▸ **Your instructions**
Leave the pictures behind and repeat all the entries exactly.

◆ ◆ ◆ ◆ ◆

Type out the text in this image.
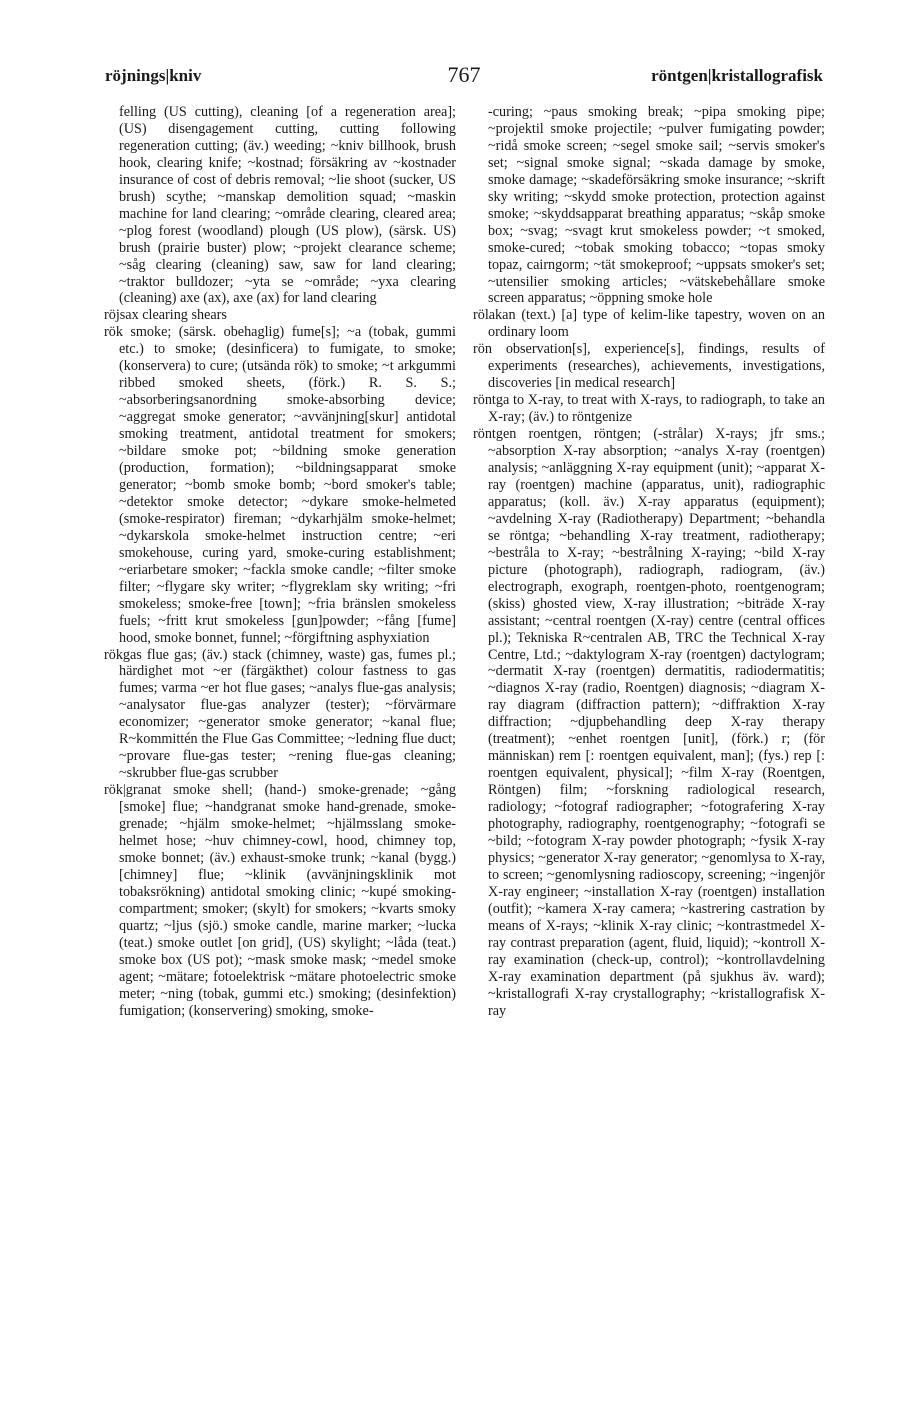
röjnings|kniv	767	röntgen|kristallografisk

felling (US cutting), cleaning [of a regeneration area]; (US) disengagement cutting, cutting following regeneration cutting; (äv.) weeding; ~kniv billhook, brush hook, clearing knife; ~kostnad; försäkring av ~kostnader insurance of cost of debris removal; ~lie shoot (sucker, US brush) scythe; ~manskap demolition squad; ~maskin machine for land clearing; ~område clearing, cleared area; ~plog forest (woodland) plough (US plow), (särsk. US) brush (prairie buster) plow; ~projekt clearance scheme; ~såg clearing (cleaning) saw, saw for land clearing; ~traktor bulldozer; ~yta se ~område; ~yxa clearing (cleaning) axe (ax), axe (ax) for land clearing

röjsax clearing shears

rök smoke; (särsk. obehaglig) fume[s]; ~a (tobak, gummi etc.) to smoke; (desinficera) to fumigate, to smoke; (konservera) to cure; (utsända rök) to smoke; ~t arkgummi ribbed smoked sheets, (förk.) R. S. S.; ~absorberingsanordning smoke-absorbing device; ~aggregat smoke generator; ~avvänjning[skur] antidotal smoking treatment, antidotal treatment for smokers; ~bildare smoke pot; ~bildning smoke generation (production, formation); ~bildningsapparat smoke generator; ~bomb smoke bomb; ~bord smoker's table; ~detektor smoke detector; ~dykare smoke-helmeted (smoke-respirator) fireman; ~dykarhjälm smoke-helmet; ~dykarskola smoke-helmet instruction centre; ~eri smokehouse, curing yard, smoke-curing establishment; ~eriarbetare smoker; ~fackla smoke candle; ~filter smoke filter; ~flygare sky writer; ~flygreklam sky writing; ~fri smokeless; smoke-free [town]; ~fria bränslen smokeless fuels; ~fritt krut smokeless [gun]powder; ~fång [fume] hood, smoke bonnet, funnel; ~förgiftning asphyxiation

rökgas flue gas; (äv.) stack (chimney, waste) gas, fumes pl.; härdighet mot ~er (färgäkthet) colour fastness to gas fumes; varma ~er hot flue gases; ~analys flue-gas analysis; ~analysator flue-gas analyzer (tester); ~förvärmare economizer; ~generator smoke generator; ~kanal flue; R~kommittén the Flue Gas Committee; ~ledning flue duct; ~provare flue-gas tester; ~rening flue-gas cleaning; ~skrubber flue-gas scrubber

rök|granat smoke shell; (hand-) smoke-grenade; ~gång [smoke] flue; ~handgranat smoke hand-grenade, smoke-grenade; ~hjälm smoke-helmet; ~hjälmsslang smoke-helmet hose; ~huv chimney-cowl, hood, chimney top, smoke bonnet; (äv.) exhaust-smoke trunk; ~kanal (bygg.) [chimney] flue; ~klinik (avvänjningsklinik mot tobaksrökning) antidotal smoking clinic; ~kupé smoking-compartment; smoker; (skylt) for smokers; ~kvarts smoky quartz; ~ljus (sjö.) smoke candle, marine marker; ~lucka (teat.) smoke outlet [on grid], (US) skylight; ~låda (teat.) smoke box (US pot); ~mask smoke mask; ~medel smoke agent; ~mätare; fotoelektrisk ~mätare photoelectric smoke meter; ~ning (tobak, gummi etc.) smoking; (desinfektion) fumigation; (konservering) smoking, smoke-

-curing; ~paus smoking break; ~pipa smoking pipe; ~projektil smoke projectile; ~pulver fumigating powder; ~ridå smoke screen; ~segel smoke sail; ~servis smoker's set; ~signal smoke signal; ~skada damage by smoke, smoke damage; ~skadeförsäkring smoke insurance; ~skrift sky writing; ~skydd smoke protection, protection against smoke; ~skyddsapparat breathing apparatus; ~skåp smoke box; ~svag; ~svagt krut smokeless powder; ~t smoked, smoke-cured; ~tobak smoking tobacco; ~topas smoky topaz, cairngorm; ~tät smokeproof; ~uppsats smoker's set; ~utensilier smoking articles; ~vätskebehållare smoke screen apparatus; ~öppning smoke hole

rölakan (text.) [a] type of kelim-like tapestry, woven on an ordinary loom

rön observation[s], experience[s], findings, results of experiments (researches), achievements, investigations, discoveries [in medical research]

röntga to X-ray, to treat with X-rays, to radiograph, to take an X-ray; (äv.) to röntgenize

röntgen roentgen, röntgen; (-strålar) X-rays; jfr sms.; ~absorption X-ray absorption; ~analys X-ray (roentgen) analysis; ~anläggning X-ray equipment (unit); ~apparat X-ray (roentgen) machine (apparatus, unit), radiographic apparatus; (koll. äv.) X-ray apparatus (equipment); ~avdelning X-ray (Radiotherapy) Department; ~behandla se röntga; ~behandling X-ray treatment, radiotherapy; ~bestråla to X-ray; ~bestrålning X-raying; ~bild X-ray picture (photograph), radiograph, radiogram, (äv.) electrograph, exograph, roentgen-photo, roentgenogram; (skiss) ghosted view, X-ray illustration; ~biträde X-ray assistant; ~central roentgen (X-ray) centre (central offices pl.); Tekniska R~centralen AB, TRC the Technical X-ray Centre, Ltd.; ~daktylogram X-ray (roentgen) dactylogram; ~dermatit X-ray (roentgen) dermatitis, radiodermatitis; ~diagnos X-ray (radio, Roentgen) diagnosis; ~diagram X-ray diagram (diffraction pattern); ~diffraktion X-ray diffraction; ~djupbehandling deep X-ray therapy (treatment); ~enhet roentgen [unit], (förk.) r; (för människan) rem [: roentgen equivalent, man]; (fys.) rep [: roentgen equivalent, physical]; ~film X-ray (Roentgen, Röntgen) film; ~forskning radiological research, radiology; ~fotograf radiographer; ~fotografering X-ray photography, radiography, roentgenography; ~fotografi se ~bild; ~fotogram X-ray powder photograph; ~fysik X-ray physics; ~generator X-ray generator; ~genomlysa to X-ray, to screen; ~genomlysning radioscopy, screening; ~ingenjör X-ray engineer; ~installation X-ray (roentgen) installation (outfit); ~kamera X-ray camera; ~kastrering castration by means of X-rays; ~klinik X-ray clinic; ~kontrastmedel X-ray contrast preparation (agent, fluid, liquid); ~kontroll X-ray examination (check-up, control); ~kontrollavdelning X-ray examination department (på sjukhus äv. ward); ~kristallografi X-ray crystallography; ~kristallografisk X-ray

◆ ◆ ◆ ◆ ◆

▸ **Exercise answer**
Type out the text in this image.
röjnings|kniv	767	röntgen|kristallografisk

felling (US cutting), cleaning [of a regeneration area]; (US) disengagement cutting, cutting following regeneration cutting; (äv.) weeding; ~kniv billhook, brush hook, clearing knife; ~kostnad; försäkring av ~kostnader insurance of cost of debris removal; ~lie shoot (sucker, US brush) scythe; ~manskap demolition squad; ~maskin machine for land clearing; ~område clearing, cleared area; ~plog forest (woodland) plough (US plow), (särsk. US) brush (prairie buster) plow; ~projekt clearance scheme; ~såg clearing (cleaning) saw, saw for land clearing; ~traktor bulldozer; ~yta se ~område; ~yxa clearing (cleaning) axe (ax), axe (ax) for land clearing

röjsax clearing shears

rök smoke; (särsk. obehaglig) fume[s]; ~a (tobak, gummi etc.) to smoke; (desinficera) to fumigate, to smoke; (konservera) to cure; (utsända rök) to smoke; ~t arkgummi ribbed smoked sheets, (förk.) R. S. S.; ~absorberingsanordning smoke-absorbing device; ~aggregat smoke generator; ~avvänjning[skur] antidotal smoking treatment, antidotal treatment for smokers; ~bildare smoke pot; ~bildning smoke generation (production, formation); ~bildningsapparat smoke generator; ~bomb smoke bomb; ~bord smoker's table; ~detektor smoke detector; ~dykare smoke-helmeted (smoke-respirator) fireman; ~dykarhjälm smoke-helmet; ~dykarskola smoke-helmet instruction centre; ~eri smokehouse, curing yard, smoke-curing establishment; ~eriarbetare smoker; ~fackla smoke candle; ~filter smoke filter; ~flygare sky writer; ~flygreklam sky writing; ~fri smokeless; smoke-free [town]; ~fria bränslen smokeless fuels; ~fritt krut smokeless [gun]powder; ~fång [fume] hood, smoke bonnet, funnel; ~förgiftning asphyxiation

rökgas flue gas; (äv.) stack (chimney, waste) gas, fumes pl.; härdighet mot ~er (färgäkthet) colour fastness to gas fumes; varma ~er hot flue gases; ~analys flue-gas analysis; ~analysator flue-gas analyzer (tester); ~förvärmare economizer; ~generator smoke generator; ~kanal flue; R~kommittén the Flue Gas Committee; ~ledning flue duct; ~provare flue-gas tester; ~rening flue-gas cleaning; ~skrubber flue-gas scrubber

rök|granat smoke shell; (hand-) smoke-grenade; ~gång [smoke] flue; ~handgranat smoke hand-grenade, smoke-grenade; ~hjälm smoke-helmet; ~hjälmsslang smoke-helmet hose; ~huv chimney-cowl, hood, chimney top, smoke bonnet; (äv.) exhaust-smoke trunk; ~kanal (bygg.) [chimney] flue; ~klinik (avvänjningsklinik mot tobaksrökning) antidotal smoking clinic; ~kupé smoking-compartment; smoker; (skylt) for smokers; ~kvarts smoky quartz; ~ljus (sjö.) smoke candle, marine marker; ~lucka (teat.) smoke outlet [on grid], (US) skylight; ~låda (teat.) smoke box (US pot); ~mask smoke mask; ~medel smoke agent; ~mätare; fotoelektrisk ~mätare photoelectric smoke meter; ~ning (tobak, gummi etc.) smoking; (desinfektion) fumigation; (konservering) smoking, smoke-

-curing; ~paus smoking break; ~pipa smoking pipe; ~projektil smoke projectile; ~pulver fumigating powder; ~ridå smoke screen; ~segel smoke sail; ~servis smoker's set; ~signal smoke signal; ~skada damage by smoke, smoke damage; ~skadeförsäkring smoke insurance; ~skrift sky writing; ~skydd smoke protection, protection against smoke; ~skyddsapparat breathing apparatus; ~skåp smoke box; ~svag; ~svagt krut smokeless powder; ~t smoked, smoke-cured; ~tobak smoking tobacco; ~topas smoky topaz, cairngorm; ~tät smokeproof; ~uppsats smoker's set; ~utensilier smoking articles; ~vätskebehållare smoke screen apparatus; ~öppning smoke hole

rölakan (text.) [a] type of kelim-like tapestry, woven on an ordinary loom

rön observation[s], experience[s], findings, results of experiments (researches), achievements, investigations, discoveries [in medical research]

röntga to X-ray, to treat with X-rays, to radiograph, to take an X-ray; (äv.) to röntgenize

röntgen roentgen, röntgen; (-strålar) X-rays; jfr sms.; ~absorption X-ray absorption; ~analys X-ray (roentgen) analysis; ~anläggning X-ray equipment (unit); ~apparat X-ray (roentgen) machine (apparatus, unit), radiographic apparatus; (koll. äv.) X-ray apparatus (equipment); ~avdelning X-ray (Radiotherapy) Department; ~behandla se röntga; ~behandling X-ray treatment, radiotherapy; ~bestråla to X-ray; ~bestrålning X-raying; ~bild X-ray picture (photograph), radiograph, radiogram, (äv.) electrograph, exograph, roentgen-photo, roentgenogram; (skiss) ghosted view, X-ray illustration; ~biträde X-ray assistant; ~central roentgen (X-ray) centre (central offices pl.); Tekniska R~centralen AB, TRC the Technical X-ray Centre, Ltd.; ~daktylogram X-ray (roentgen) dactylogram; ~dermatit X-ray (roentgen) dermatitis, radiodermatitis; ~diagnos X-ray (radio, Roentgen) diagnosis; ~diagram X-ray diagram (diffraction pattern); ~diffraktion X-ray diffraction; ~djupbehandling deep X-ray therapy (treatment); ~enhet roentgen [unit], (förk.) r; (för människan) rem [: roentgen equivalent, man]; (fys.) rep [: roentgen equivalent, physical]; ~film X-ray (Roentgen, Röntgen) film; ~forskning radiological research, radiology; ~fotograf radiographer; ~fotografering X-ray photography, radiography, roentgenography; ~fotografi se ~bild; ~fotogram X-ray powder photograph; ~fysik X-ray physics; ~generator X-ray generator; ~genomlysa to X-ray, to screen; ~genomlysning radioscopy, screening; ~ingenjör X-ray engineer; ~installation X-ray (roentgen) installation (outfit); ~kamera X-ray camera; ~kastrering castration by means of X-rays; ~klinik X-ray clinic; ~kontrastmedel X-ray contrast preparation (agent, fluid, liquid); ~kontroll X-ray examination (check-up, control); ~kontrollavdelning X-ray examination department (på sjukhus äv. ward); ~kristallografi X-ray crystallography; ~kristallografisk X-ray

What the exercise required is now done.